## REQUIRED WORK:
Work out how many lines include "frac" and answer with that number only.

━━━

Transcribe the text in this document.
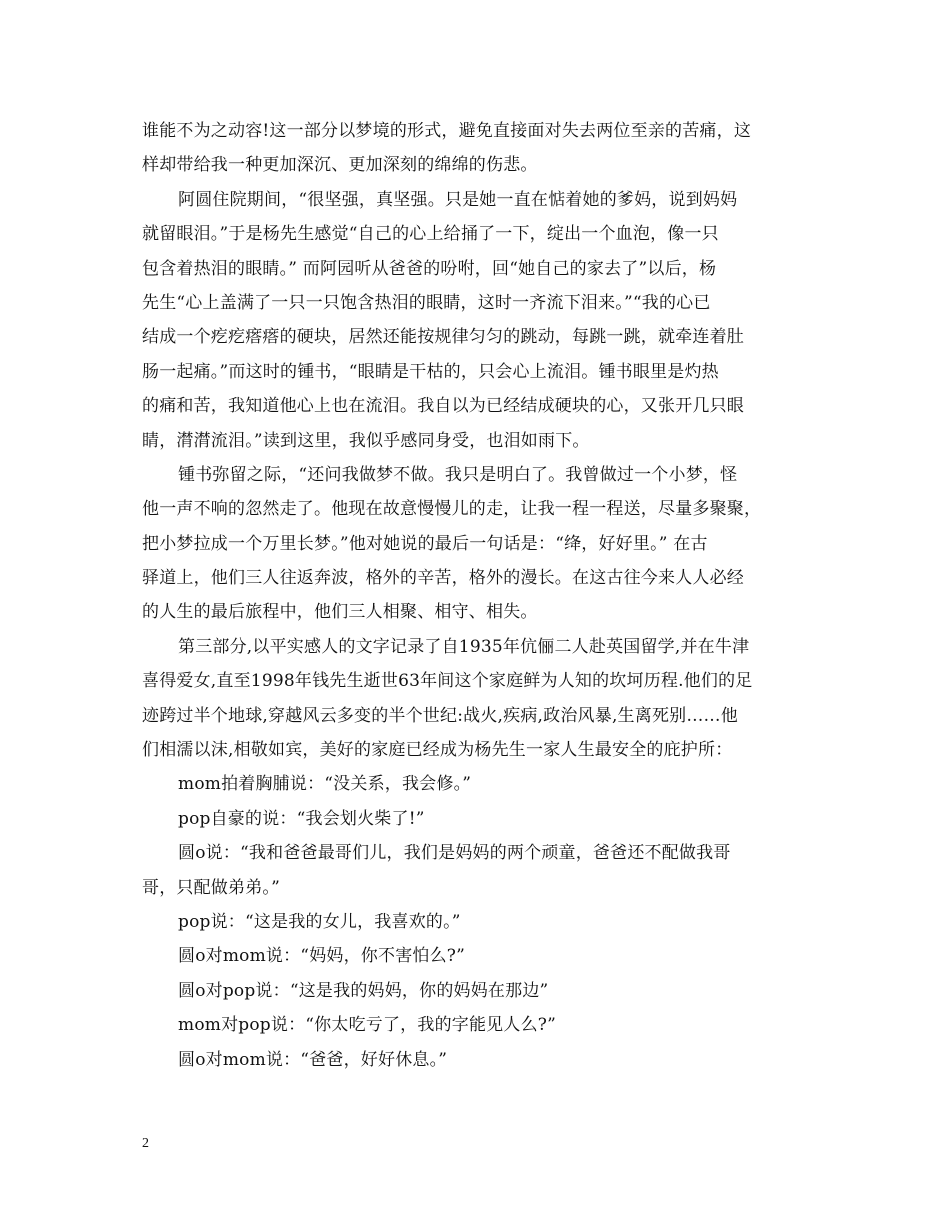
谁能不为之动容!这一部分以梦境的形式，避免直接面对失去两位至亲的苦痛，这
样却带给我一种更加深沉、更加深刻的绵绵的伤悲。
阿圆住院期间，“很坚强，真坚强。只是她一直在惦着她的爹妈，说到妈妈
就留眼泪。”于是杨先生感觉“自己的心上给捅了一下，绽出一个血泡，像一只
包含着热泪的眼睛。” 而阿园听从爸爸的吩咐，回“她自己的家去了”以后，杨
先生“心上盖满了一只一只饱含热泪的眼睛，这时一齐流下泪来。”“我的心已
结成一个疙疙瘩瘩的硬块，居然还能按规律匀匀的跳动，每跳一跳，就牵连着肚
肠一起痛。”而这时的锺书，“眼睛是干枯的，只会心上流泪。锺书眼里是灼热
的痛和苦，我知道他心上也在流泪。我自以为已经结成硬块的心，又张开几只眼
睛，潸潸流泪。”读到这里，我似乎感同身受，也泪如雨下。
锺书弥留之际，“还问我做梦不做。我只是明白了。我曾做过一个小梦，怪
他一声不响的忽然走了。他现在故意慢慢儿的走，让我一程一程送，尽量多聚聚，
把小梦拉成一个万里长梦。”他对她说的最后一句话是：“绛，好好里。” 在古
驿道上，他们三人往返奔波，格外的辛苦，格外的漫长。在这古往今来人人必经
的人生的最后旅程中，他们三人相聚、相守、相失。
第三部分,以平实感人的文字记录了自1935年伉俪二人赴英国留学,并在牛津
喜得爱女,直至1998年钱先生逝世63年间这个家庭鲜为人知的坎坷历程.他们的足
迹跨过半个地球,穿越风云多变的半个世纪:战火,疾病,政治风暴,生离死别……他
们相濡以沫,相敬如宾，美好的家庭已经成为杨先生一家人生最安全的庇护所：
mom拍着胸脯说：“没关系，我会修。”
pop自豪的说：“我会划火柴了!”
圆o说：“我和爸爸最哥们儿，我们是妈妈的两个顽童，爸爸还不配做我哥
哥，只配做弟弟。”
pop说：“这是我的女儿，我喜欢的。”
圆o对mom说：“妈妈，你不害怕么?”
圆o对pop说：“这是我的妈妈，你的妈妈在那边”
mom对pop说：“你太吃亏了，我的字能见人么?”
圆o对mom说：“爸爸，好好休息。”
2
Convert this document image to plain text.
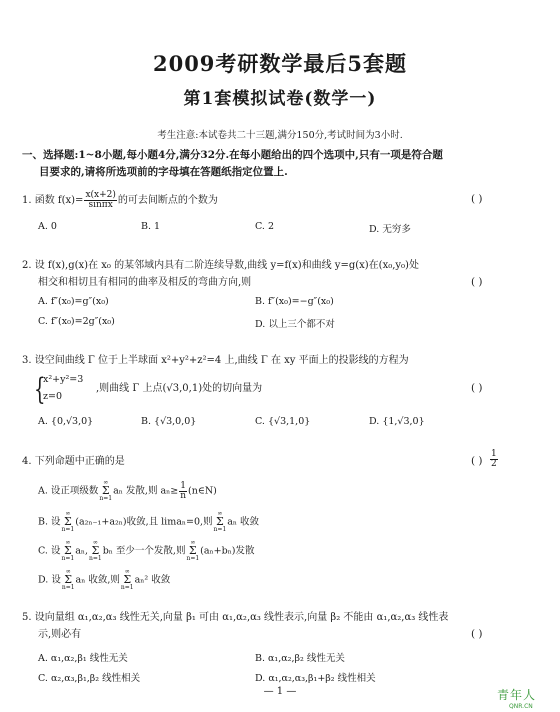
2009考研数学最后5套题
第1套模拟试卷(数学一)
考生注意:本试卷共二十三题,满分150分,考试时间为3小时.
一、选择题:1~8小题,每小题4分,满分32分.在每小题给出的四个选项中,只有一项是符合题
目要求的,请将所选项前的字母填在答题纸指定位置上.
1. 函数 $f(x)= \frac{x(x+2)}{\sin\pi x}$ 的可去间断点的个数为	( )
A. 0	B. 1	C. 2	D. 无穷多
2. 设 f(x),g(x)在 x₀ 的某邻域内具有二阶连续导数,曲线 y=f(x)和曲线 y=g(x)在(x₀,y₀)处
相交和相切且有相同的曲率及相反的弯曲方向,则	( )
A. f″(x₀)=g″(x₀)	B. f″(x₀)=−g″(x₀)
C. f″(x₀)=2g″(x₀)	D. 以上三个都不对
3. 设空间曲线 Γ 位于上半球面 x²+y²+z²=4 上,曲线 Γ 在 xy 平面上的投影线的方程为
{
x²+y²=3
z=0
,则曲线 Γ 上点(√3,0,1)处的切向量为	( )
A. {0,√3,0}	B. {√3,0,0}	C. {√3,1,0}	D. {1,√3,0}
4. 下列命题中正确的是	( ) $\frac{1}{2}$
A. 设正项级数∞
Σ
n=1aₙ 发散,则 $a_n\ge \frac{1}{n}$ (n∈N)
B. 设∞
Σ
n=1(a₂ₙ₋₁+a₂ₙ)收敛,且 limaₙ=0,则∞
Σ
n=1aₙ 收敛
C. 设∞
Σ
n=1aₙ,∞
Σ
n=1bₙ 至少一个发散,则∞
Σ
n=1(aₙ+bₙ)发散
D. 设∞
Σ
n=1aₙ 收敛,则∞
Σ
n=1aₙ² 收敛
5. 设向量组 α₁,α₂,α₃ 线性无关,向量 β₁ 可由 α₁,α₂,α₃ 线性表示,向量 β₂ 不能由 α₁,α₂,α₃ 线性表
示,则必有	( )
A. α₁,α₂,β₁ 线性无关	B. α₁,α₂,β₂ 线性无关
C. α₂,α₃,β₁,β₂ 线性相关	D. α₁,α₂,α₃,β₁+β₂ 线性相关
— 1 —	青年人
QNR.CN
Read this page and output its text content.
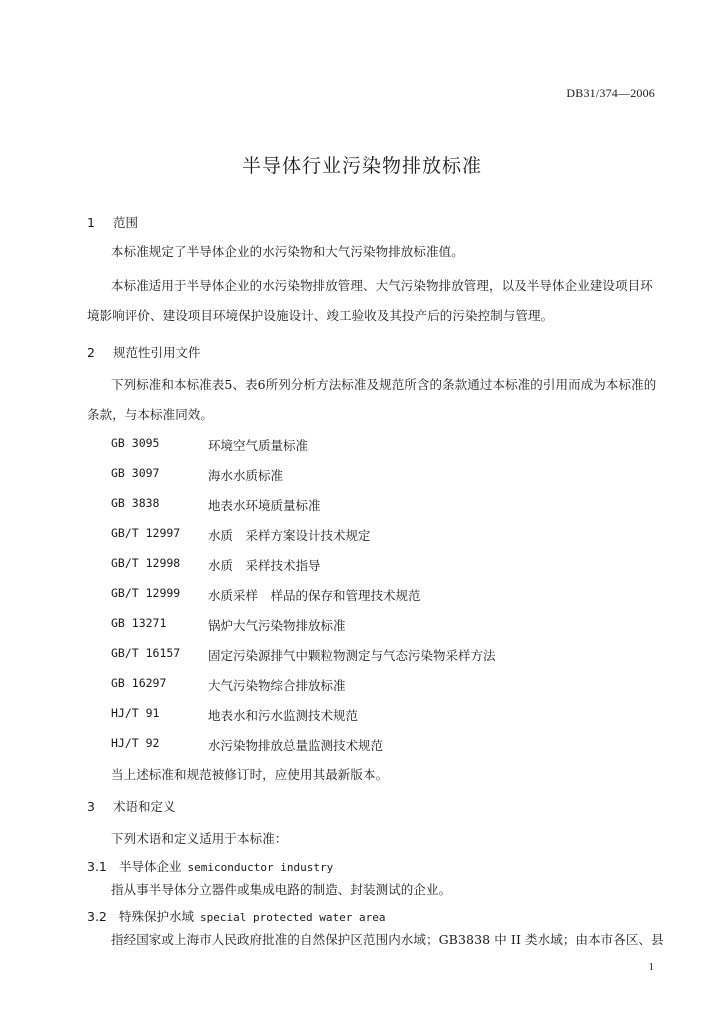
DB31/374—2006
半导体行业污染物排放标准
1 范围
本标准规定了半导体企业的水污染物和大气污染物排放标准值。
本标准适用于半导体企业的水污染物排放管理、大气污染物排放管理，以及半导体企业建设项目环
境影响评价、建设项目环境保护设施设计、竣工验收及其投产后的污染控制与管理。
2 规范性引用文件
下列标准和本标准表5、表6所列分析方法标准及规范所含的条款通过本标准的引用而成为本标准的
条款，与本标准同效。
GB 3095	环境空气质量标准
GB 3097	海水水质标准
GB 3838	地表水环境质量标准
GB/T 12997 水质　采样方案设计技术规定
GB/T 12998 水质　采样技术指导
GB/T 12999 水质采样　样品的保存和管理技术规范
GB 13271	锅炉大气污染物排放标准
GB/T 16157 固定污染源排气中颗粒物测定与气态污染物采样方法
GB 16297	大气污染物综合排放标准
HJ/T 91	地表水和污水监测技术规范
HJ/T 92	水污染物排放总量监测技术规范
当上述标准和规范被修订时，应使用其最新版本。
3 术语和定义
下列术语和定义适用于本标准：
3.1 半导体企业 semiconductor industry
指从事半导体分立器件或集成电路的制造、封装测试的企业。
3.2 特殊保护水域 special protected water area
指经国家或上海市人民政府批准的自然保护区范围内水域；GB3838 中 II 类水域；由本市各区、县
1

━━━

## RESPONSE TO THIS EXERCISE:
3